- [DO THIS]
Review the lines that follow and copy each one that contains the word "subtitle".

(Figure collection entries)
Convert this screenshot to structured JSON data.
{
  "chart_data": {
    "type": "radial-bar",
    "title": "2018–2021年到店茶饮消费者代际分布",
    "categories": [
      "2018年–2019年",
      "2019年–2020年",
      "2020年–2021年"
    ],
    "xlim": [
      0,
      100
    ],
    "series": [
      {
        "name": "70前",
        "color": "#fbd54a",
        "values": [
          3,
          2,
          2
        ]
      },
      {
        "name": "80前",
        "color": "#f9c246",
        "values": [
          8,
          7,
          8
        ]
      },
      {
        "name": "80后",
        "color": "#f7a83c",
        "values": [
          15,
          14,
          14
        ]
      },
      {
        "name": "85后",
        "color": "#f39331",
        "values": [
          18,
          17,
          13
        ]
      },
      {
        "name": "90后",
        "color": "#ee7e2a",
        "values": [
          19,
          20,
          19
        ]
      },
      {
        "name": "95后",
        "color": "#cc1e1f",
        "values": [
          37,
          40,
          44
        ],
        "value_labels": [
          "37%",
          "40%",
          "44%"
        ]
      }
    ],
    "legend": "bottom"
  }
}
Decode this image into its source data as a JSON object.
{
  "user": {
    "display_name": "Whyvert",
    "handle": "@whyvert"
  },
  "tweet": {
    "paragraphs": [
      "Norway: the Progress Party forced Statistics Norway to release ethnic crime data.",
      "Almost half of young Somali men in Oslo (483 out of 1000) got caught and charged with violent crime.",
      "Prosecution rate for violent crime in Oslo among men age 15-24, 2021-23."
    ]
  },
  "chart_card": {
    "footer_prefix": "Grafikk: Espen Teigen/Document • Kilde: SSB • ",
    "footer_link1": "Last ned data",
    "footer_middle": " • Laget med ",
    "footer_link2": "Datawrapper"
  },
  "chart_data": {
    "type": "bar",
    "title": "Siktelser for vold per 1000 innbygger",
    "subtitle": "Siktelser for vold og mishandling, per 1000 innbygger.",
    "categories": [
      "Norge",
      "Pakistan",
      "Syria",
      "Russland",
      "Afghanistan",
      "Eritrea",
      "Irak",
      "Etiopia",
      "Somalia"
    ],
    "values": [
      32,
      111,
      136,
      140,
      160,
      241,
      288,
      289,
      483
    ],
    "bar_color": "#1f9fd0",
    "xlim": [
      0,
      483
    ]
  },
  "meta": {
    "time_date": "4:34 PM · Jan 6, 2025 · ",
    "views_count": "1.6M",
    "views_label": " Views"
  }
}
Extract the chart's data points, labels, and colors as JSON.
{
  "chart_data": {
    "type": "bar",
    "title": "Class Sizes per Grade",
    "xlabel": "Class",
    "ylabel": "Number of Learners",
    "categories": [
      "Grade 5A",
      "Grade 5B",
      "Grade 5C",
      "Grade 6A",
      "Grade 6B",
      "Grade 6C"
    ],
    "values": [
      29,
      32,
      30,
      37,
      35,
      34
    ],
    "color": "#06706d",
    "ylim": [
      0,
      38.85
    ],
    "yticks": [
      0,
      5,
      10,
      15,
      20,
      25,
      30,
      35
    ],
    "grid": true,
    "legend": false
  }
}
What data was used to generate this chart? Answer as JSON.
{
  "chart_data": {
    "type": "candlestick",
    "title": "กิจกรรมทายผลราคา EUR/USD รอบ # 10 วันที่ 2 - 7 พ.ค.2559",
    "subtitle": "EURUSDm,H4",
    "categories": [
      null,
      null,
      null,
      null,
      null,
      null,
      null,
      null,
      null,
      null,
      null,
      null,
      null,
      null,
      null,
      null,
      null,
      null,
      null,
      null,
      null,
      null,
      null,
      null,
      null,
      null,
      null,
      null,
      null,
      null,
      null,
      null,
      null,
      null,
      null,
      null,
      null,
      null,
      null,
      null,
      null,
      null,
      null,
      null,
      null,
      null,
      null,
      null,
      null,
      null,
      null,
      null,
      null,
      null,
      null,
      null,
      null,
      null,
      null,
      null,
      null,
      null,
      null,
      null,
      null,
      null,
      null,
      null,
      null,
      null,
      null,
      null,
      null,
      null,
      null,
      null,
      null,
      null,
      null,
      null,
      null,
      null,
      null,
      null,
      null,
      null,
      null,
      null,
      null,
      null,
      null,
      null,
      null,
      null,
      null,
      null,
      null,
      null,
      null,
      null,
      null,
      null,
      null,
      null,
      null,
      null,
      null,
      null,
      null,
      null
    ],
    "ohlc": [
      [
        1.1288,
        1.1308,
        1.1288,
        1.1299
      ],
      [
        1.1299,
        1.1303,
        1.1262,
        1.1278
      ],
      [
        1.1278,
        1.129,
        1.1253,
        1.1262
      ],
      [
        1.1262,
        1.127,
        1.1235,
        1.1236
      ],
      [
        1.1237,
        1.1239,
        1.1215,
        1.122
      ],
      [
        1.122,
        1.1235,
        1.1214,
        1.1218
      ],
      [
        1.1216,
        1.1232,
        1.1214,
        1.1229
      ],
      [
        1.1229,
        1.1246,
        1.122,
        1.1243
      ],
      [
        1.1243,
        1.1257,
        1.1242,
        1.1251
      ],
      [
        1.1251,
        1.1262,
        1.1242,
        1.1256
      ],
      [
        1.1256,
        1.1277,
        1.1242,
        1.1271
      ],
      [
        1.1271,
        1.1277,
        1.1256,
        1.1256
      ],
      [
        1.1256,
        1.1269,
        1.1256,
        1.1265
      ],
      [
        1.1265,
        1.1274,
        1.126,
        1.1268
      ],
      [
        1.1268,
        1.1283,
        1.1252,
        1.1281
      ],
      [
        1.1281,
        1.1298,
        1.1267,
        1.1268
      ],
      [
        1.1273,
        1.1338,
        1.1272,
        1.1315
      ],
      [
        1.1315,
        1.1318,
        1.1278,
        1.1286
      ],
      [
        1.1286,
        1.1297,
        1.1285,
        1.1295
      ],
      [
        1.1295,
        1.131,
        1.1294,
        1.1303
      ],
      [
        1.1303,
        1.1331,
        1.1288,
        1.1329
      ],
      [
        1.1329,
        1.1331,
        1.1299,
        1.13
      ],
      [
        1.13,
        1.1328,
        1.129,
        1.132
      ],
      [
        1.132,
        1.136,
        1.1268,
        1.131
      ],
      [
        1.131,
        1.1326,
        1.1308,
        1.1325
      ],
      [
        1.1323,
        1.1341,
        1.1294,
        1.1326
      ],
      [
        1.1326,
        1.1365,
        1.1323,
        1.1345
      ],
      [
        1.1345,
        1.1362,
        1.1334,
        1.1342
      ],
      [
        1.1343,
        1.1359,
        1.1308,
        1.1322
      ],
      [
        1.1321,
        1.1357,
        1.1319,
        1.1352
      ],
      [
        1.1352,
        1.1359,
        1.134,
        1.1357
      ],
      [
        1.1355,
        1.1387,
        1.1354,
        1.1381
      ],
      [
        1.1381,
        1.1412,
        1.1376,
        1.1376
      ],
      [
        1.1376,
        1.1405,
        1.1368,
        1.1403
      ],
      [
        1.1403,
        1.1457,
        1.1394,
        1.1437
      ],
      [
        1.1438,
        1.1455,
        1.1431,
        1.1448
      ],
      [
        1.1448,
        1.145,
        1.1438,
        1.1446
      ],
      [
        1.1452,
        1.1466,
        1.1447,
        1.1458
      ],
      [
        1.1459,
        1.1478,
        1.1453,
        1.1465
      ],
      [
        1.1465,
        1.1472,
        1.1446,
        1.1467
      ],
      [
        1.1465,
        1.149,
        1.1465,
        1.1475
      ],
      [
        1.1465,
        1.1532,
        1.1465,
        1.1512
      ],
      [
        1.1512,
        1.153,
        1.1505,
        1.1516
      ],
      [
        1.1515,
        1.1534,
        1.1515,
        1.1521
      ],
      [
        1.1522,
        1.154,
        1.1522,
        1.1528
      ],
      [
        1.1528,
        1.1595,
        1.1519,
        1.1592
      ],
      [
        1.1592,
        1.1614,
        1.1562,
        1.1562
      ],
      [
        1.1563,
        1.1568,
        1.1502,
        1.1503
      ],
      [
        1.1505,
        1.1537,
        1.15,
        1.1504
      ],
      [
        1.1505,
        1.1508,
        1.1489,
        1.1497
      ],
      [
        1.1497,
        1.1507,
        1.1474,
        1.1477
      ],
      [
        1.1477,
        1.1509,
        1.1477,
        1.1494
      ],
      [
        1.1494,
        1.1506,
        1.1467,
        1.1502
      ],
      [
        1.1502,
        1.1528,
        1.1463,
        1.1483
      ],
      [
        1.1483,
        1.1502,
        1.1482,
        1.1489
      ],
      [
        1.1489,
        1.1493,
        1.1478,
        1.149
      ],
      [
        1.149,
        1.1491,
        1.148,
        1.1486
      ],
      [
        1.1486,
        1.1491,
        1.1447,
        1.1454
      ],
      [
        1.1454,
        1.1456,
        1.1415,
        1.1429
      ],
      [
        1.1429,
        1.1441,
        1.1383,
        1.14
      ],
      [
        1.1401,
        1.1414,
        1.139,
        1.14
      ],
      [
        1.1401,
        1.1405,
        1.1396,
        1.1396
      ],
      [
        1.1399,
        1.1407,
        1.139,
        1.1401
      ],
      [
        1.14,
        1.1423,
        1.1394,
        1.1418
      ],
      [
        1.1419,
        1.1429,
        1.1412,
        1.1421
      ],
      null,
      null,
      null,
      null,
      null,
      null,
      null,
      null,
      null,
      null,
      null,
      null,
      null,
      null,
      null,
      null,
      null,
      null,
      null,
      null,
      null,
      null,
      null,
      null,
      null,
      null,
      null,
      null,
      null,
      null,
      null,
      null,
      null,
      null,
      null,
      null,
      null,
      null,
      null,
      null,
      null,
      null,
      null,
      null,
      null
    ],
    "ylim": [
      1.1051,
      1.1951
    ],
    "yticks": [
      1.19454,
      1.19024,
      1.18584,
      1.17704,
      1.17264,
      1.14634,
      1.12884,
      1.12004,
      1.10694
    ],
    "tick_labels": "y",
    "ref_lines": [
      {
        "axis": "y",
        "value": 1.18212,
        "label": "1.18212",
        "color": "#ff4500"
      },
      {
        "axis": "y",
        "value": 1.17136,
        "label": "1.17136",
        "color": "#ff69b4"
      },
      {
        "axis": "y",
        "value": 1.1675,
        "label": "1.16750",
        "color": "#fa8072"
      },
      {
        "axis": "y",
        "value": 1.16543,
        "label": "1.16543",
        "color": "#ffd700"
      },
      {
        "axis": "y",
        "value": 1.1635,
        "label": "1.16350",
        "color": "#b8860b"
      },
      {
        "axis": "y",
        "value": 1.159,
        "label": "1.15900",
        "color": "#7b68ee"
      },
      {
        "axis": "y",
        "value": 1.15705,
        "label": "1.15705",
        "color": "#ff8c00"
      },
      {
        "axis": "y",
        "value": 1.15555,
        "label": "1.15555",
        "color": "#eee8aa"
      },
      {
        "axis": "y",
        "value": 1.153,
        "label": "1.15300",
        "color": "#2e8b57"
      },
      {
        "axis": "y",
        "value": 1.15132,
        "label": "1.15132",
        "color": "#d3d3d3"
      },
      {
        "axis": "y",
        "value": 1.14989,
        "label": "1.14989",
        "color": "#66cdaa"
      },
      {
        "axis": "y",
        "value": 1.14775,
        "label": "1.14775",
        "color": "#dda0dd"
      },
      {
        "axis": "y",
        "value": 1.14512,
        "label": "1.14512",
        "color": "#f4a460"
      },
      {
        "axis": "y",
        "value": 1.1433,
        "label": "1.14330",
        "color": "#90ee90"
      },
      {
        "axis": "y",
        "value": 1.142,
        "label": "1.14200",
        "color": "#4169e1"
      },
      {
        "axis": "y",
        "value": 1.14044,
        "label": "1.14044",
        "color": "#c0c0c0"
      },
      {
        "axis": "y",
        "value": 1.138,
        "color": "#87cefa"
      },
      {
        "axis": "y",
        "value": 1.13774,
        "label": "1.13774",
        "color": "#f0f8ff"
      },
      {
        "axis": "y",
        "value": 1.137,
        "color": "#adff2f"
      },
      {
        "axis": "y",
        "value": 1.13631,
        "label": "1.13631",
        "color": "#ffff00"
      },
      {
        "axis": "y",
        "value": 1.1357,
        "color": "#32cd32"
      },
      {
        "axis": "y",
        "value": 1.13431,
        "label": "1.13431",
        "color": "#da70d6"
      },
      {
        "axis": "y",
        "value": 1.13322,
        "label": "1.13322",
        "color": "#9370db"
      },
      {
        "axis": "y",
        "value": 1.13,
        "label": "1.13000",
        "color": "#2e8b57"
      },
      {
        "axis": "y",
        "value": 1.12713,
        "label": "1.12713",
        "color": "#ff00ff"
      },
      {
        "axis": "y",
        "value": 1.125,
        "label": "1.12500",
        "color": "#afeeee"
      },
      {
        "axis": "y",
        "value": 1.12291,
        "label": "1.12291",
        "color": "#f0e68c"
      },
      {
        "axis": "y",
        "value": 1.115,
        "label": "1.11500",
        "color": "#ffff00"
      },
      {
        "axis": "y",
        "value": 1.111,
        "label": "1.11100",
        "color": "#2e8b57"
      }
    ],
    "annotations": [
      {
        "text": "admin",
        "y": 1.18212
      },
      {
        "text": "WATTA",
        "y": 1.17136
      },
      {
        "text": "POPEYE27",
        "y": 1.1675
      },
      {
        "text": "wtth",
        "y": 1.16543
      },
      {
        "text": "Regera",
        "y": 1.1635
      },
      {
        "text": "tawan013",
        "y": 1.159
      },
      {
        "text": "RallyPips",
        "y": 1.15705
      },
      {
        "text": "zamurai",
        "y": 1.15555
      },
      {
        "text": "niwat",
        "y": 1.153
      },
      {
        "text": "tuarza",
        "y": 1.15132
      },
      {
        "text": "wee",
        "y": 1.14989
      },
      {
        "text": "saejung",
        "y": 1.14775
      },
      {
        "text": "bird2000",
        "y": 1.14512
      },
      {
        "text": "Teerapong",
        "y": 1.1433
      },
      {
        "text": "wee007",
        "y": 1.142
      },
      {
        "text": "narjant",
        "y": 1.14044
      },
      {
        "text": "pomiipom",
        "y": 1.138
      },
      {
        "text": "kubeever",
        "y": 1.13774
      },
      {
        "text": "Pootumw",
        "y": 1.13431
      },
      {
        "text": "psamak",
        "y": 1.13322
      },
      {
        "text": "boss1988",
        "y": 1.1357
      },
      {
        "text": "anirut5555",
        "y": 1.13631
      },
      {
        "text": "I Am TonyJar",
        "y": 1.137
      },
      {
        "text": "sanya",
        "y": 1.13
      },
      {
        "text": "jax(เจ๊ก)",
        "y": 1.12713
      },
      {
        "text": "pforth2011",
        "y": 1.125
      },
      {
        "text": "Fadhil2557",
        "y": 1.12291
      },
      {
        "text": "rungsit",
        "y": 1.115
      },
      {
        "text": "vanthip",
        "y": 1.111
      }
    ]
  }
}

- [WRITTEN RESPONSE]
    "subtitle": "Siktelser for vold og mishandling, per 1000 innbygger.",
    "subtitle": "EURUSDm,H4",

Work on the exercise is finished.